■ Saved entries:
———

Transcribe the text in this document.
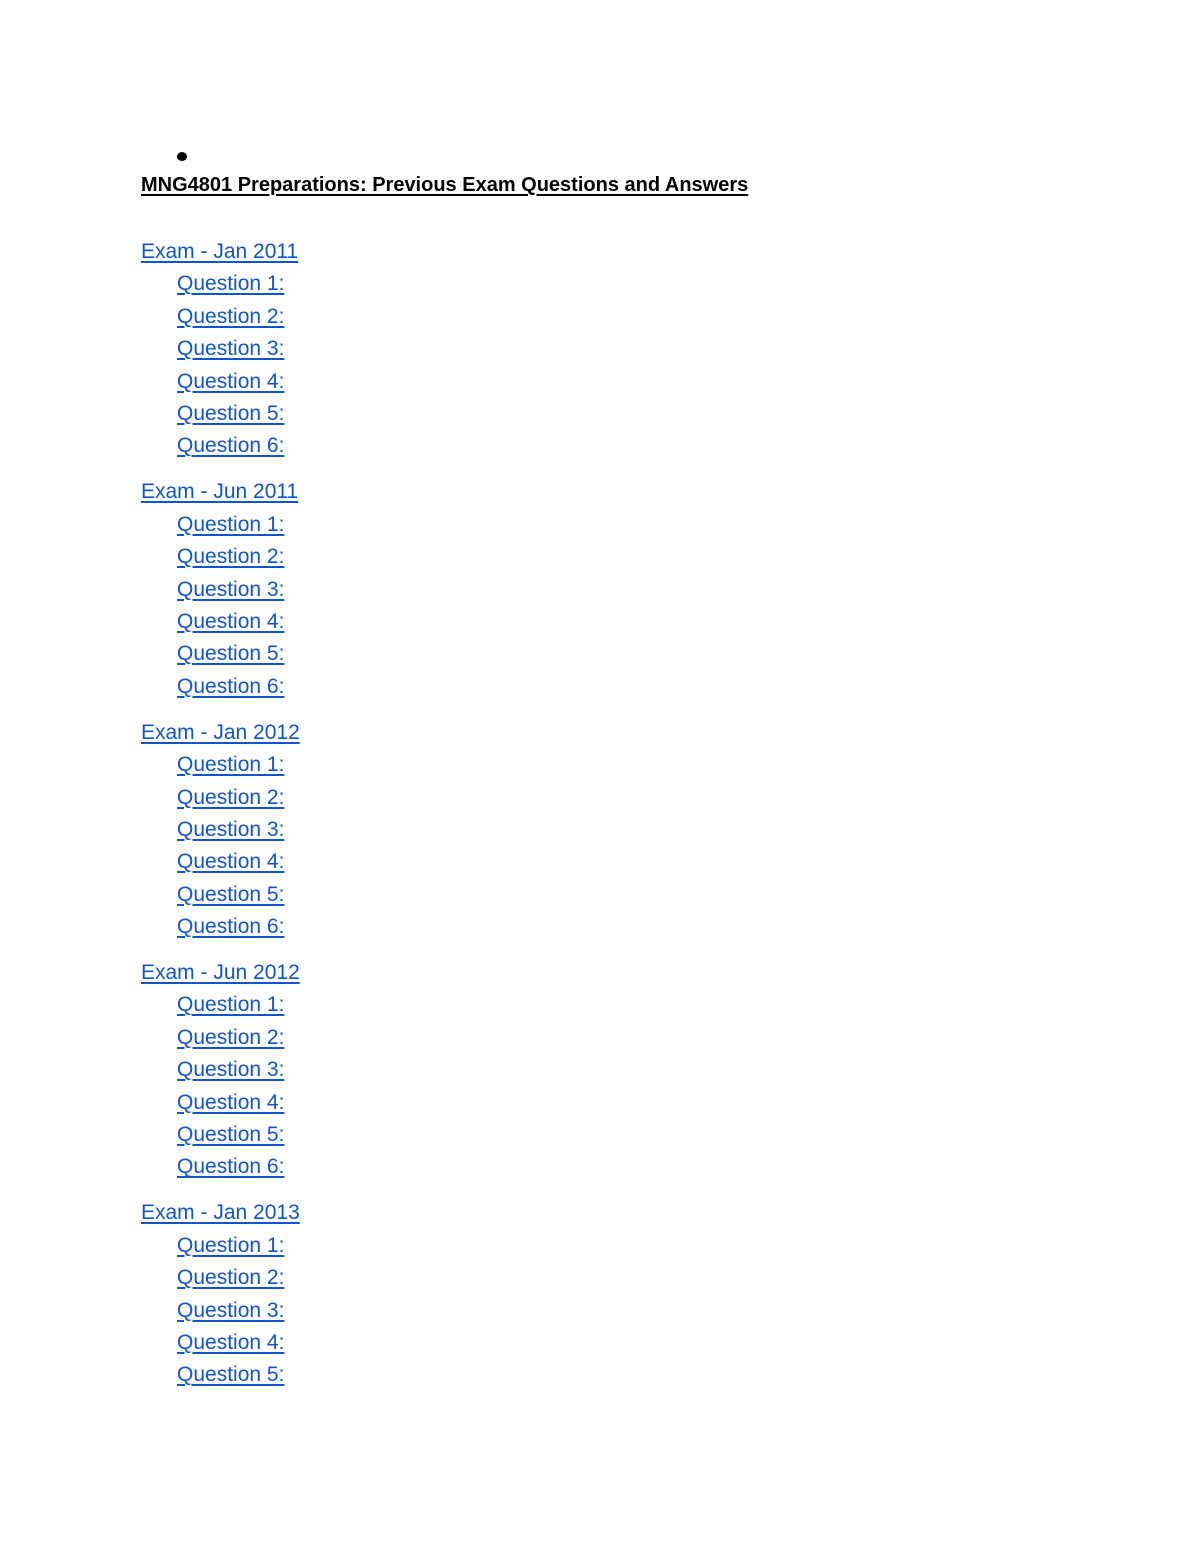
MNG4801 Preparations: Previous Exam Questions and Answers
Exam - Jan 2011
Question 1:
Question 2:
Question 3:
Question 4:
Question 5:
Question 6:
Exam - Jun 2011
Question 1:
Question 2:
Question 3:
Question 4:
Question 5:
Question 6:
Exam - Jan 2012
Question 1:
Question 2:
Question 3:
Question 4:
Question 5:
Question 6:
Exam - Jun 2012
Question 1:
Question 2:
Question 3:
Question 4:
Question 5:
Question 6:
Exam - Jan 2013
Question 1:
Question 2:
Question 3:
Question 4:
Question 5:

———

■ Set task:
Reproduce each line of the records exactly, and omit every picture.

■ The response:
Transcribe the text in this document.
MNG4801 Preparations: Previous Exam Questions and Answers
Exam - Jan 2011
Question 1:
Question 2:
Question 3:
Question 4:
Question 5:
Question 6:
Exam - Jun 2011
Question 1:
Question 2:
Question 3:
Question 4:
Question 5:
Question 6:
Exam - Jan 2012
Question 1:
Question 2:
Question 3:
Question 4:
Question 5:
Question 6:
Exam - Jun 2012
Question 1:
Question 2:
Question 3:
Question 4:
Question 5:
Question 6:
Exam - Jan 2013
Question 1:
Question 2:
Question 3:
Question 4:
Question 5:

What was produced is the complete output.